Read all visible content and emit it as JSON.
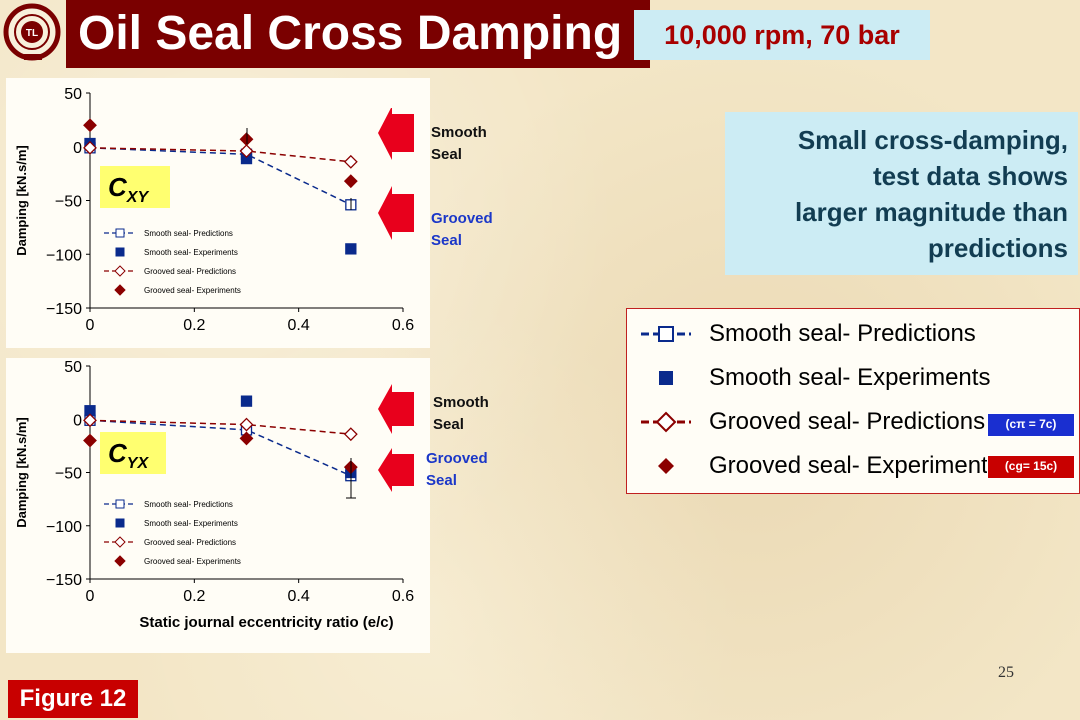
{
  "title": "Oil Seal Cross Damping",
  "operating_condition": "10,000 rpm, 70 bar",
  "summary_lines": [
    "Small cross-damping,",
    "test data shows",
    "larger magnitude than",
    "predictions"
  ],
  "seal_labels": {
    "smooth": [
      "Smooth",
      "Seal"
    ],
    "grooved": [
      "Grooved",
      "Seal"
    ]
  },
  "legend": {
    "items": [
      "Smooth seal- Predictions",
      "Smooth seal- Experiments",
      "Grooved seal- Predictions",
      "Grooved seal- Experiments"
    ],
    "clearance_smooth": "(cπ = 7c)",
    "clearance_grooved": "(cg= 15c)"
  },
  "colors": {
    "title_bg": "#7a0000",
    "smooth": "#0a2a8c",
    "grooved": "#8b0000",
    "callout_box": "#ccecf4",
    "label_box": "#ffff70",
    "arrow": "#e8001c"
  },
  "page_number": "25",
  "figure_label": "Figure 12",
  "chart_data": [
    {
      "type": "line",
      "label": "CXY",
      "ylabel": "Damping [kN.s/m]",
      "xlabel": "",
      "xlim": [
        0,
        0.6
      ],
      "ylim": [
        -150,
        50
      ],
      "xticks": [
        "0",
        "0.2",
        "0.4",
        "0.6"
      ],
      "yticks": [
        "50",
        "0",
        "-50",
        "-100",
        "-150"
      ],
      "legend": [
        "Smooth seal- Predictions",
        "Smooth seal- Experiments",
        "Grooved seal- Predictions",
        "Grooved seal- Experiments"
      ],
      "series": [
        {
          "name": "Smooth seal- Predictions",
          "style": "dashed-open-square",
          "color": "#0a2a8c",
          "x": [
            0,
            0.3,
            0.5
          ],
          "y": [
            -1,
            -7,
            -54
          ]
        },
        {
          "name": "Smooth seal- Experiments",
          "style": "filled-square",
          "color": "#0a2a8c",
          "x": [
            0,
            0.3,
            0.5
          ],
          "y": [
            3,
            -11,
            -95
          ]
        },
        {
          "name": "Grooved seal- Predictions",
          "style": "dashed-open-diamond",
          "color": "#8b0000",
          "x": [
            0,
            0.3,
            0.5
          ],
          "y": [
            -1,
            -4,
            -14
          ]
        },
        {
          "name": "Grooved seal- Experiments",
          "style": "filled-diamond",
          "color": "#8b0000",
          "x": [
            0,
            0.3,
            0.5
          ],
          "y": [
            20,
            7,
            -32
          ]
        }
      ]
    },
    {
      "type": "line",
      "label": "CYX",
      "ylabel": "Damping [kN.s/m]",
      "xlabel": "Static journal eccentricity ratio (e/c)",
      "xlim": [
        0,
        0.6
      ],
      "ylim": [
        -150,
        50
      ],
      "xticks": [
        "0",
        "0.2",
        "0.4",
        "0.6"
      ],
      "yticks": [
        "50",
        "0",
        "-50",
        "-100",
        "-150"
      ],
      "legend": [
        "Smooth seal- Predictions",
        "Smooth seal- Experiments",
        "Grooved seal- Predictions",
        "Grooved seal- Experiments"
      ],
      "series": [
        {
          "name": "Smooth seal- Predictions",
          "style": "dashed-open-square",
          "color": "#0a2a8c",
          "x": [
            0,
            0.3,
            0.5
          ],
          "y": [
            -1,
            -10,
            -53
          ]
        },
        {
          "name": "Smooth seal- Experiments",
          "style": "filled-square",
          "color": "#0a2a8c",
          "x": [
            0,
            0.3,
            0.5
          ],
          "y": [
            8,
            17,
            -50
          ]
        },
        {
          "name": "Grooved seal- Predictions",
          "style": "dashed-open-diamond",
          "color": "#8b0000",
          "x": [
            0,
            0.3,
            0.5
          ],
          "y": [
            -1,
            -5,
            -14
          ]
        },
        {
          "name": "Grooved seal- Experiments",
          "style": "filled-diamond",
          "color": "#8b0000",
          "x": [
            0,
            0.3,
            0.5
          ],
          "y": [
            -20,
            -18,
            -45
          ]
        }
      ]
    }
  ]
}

● AIM
Print each of the records above exactly as written, leaving no picture in the copy.

● FINISHED TASK
Read all visible content and emit it as JSON.
{
  "title": "Oil Seal Cross Damping",
  "operating_condition": "10,000 rpm, 70 bar",
  "summary_lines": [
    "Small cross-damping,",
    "test data shows",
    "larger magnitude than",
    "predictions"
  ],
  "seal_labels": {
    "smooth": [
      "Smooth",
      "Seal"
    ],
    "grooved": [
      "Grooved",
      "Seal"
    ]
  },
  "legend": {
    "items": [
      "Smooth seal- Predictions",
      "Smooth seal- Experiments",
      "Grooved seal- Predictions",
      "Grooved seal- Experiments"
    ],
    "clearance_smooth": "(cπ = 7c)",
    "clearance_grooved": "(cg= 15c)"
  },
  "colors": {
    "title_bg": "#7a0000",
    "smooth": "#0a2a8c",
    "grooved": "#8b0000",
    "callout_box": "#ccecf4",
    "label_box": "#ffff70",
    "arrow": "#e8001c"
  },
  "page_number": "25",
  "figure_label": "Figure 12",
  "chart_data": [
    {
      "type": "line",
      "label": "CXY",
      "ylabel": "Damping [kN.s/m]",
      "xlabel": "",
      "xlim": [
        0,
        0.6
      ],
      "ylim": [
        -150,
        50
      ],
      "xticks": [
        "0",
        "0.2",
        "0.4",
        "0.6"
      ],
      "yticks": [
        "50",
        "0",
        "-50",
        "-100",
        "-150"
      ],
      "legend": [
        "Smooth seal- Predictions",
        "Smooth seal- Experiments",
        "Grooved seal- Predictions",
        "Grooved seal- Experiments"
      ],
      "series": [
        {
          "name": "Smooth seal- Predictions",
          "style": "dashed-open-square",
          "color": "#0a2a8c",
          "x": [
            0,
            0.3,
            0.5
          ],
          "y": [
            -1,
            -7,
            -54
          ]
        },
        {
          "name": "Smooth seal- Experiments",
          "style": "filled-square",
          "color": "#0a2a8c",
          "x": [
            0,
            0.3,
            0.5
          ],
          "y": [
            3,
            -11,
            -95
          ]
        },
        {
          "name": "Grooved seal- Predictions",
          "style": "dashed-open-diamond",
          "color": "#8b0000",
          "x": [
            0,
            0.3,
            0.5
          ],
          "y": [
            -1,
            -4,
            -14
          ]
        },
        {
          "name": "Grooved seal- Experiments",
          "style": "filled-diamond",
          "color": "#8b0000",
          "x": [
            0,
            0.3,
            0.5
          ],
          "y": [
            20,
            7,
            -32
          ]
        }
      ]
    },
    {
      "type": "line",
      "label": "CYX",
      "ylabel": "Damping [kN.s/m]",
      "xlabel": "Static journal eccentricity ratio (e/c)",
      "xlim": [
        0,
        0.6
      ],
      "ylim": [
        -150,
        50
      ],
      "xticks": [
        "0",
        "0.2",
        "0.4",
        "0.6"
      ],
      "yticks": [
        "50",
        "0",
        "-50",
        "-100",
        "-150"
      ],
      "legend": [
        "Smooth seal- Predictions",
        "Smooth seal- Experiments",
        "Grooved seal- Predictions",
        "Grooved seal- Experiments"
      ],
      "series": [
        {
          "name": "Smooth seal- Predictions",
          "style": "dashed-open-square",
          "color": "#0a2a8c",
          "x": [
            0,
            0.3,
            0.5
          ],
          "y": [
            -1,
            -10,
            -53
          ]
        },
        {
          "name": "Smooth seal- Experiments",
          "style": "filled-square",
          "color": "#0a2a8c",
          "x": [
            0,
            0.3,
            0.5
          ],
          "y": [
            8,
            17,
            -50
          ]
        },
        {
          "name": "Grooved seal- Predictions",
          "style": "dashed-open-diamond",
          "color": "#8b0000",
          "x": [
            0,
            0.3,
            0.5
          ],
          "y": [
            -1,
            -5,
            -14
          ]
        },
        {
          "name": "Grooved seal- Experiments",
          "style": "filled-diamond",
          "color": "#8b0000",
          "x": [
            0,
            0.3,
            0.5
          ],
          "y": [
            -20,
            -18,
            -45
          ]
        }
      ]
    }
  ]
}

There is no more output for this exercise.